§ Given exercise
Return all the data, word for word.

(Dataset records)
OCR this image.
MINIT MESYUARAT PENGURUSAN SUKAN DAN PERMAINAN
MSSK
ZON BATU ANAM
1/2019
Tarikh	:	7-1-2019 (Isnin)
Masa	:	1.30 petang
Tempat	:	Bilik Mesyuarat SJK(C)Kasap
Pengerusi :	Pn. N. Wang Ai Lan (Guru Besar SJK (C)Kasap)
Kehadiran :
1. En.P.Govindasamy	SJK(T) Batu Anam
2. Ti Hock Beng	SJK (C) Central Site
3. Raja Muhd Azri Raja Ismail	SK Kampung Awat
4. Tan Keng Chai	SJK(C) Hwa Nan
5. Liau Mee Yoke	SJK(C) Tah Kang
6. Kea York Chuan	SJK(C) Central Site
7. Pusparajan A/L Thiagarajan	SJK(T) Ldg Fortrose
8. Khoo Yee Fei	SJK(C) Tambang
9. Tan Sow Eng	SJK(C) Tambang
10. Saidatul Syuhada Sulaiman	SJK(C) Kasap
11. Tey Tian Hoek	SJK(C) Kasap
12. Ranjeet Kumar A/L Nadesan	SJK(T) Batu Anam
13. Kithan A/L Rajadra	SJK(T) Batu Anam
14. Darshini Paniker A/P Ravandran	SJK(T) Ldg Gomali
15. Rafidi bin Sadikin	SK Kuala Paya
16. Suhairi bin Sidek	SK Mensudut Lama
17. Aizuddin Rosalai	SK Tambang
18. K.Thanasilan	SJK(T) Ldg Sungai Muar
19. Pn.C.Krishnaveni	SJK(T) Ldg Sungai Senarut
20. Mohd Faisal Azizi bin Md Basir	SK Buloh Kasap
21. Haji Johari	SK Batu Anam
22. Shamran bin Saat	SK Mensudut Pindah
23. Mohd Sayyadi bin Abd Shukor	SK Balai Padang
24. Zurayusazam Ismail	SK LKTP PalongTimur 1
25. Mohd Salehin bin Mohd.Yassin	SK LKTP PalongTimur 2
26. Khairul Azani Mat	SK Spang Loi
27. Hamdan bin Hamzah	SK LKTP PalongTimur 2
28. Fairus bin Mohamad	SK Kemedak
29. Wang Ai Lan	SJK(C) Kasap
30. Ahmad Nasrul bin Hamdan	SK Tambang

§ Response to the task
OCR this image.
MINIT MESYUARAT PENGURUSAN SUKAN DAN PERMAINAN
MSSK
ZON BATU ANAM
1/2019
Tarikh	:	7-1-2019 (Isnin)
Masa	:	1.30 petang
Tempat	:	Bilik Mesyuarat SJK(C)Kasap
Pengerusi :	Pn. N. Wang Ai Lan (Guru Besar SJK (C)Kasap)
Kehadiran :
1. En.P.Govindasamy	SJK(T) Batu Anam
2. Ti Hock Beng	SJK (C) Central Site
3. Raja Muhd Azri Raja Ismail	SK Kampung Awat
4. Tan Keng Chai	SJK(C) Hwa Nan
5. Liau Mee Yoke	SJK(C) Tah Kang
6. Kea York Chuan	SJK(C) Central Site
7. Pusparajan A/L Thiagarajan	SJK(T) Ldg Fortrose
8. Khoo Yee Fei	SJK(C) Tambang
9. Tan Sow Eng	SJK(C) Tambang
10. Saidatul Syuhada Sulaiman	SJK(C) Kasap
11. Tey Tian Hoek	SJK(C) Kasap
12. Ranjeet Kumar A/L Nadesan	SJK(T) Batu Anam
13. Kithan A/L Rajadra	SJK(T) Batu Anam
14. Darshini Paniker A/P Ravandran	SJK(T) Ldg Gomali
15. Rafidi bin Sadikin	SK Kuala Paya
16. Suhairi bin Sidek	SK Mensudut Lama
17. Aizuddin Rosalai	SK Tambang
18. K.Thanasilan	SJK(T) Ldg Sungai Muar
19. Pn.C.Krishnaveni	SJK(T) Ldg Sungai Senarut
20. Mohd Faisal Azizi bin Md Basir	SK Buloh Kasap
21. Haji Johari	SK Batu Anam
22. Shamran bin Saat	SK Mensudut Pindah
23. Mohd Sayyadi bin Abd Shukor	SK Balai Padang
24. Zurayusazam Ismail	SK LKTP PalongTimur 1
25. Mohd Salehin bin Mohd.Yassin	SK LKTP PalongTimur 2
26. Khairul Azani Mat	SK Spang Loi
27. Hamdan bin Hamzah	SK LKTP PalongTimur 2
28. Fairus bin Mohamad	SK Kemedak
29. Wang Ai Lan	SJK(C) Kasap
30. Ahmad Nasrul bin Hamdan	SK Tambang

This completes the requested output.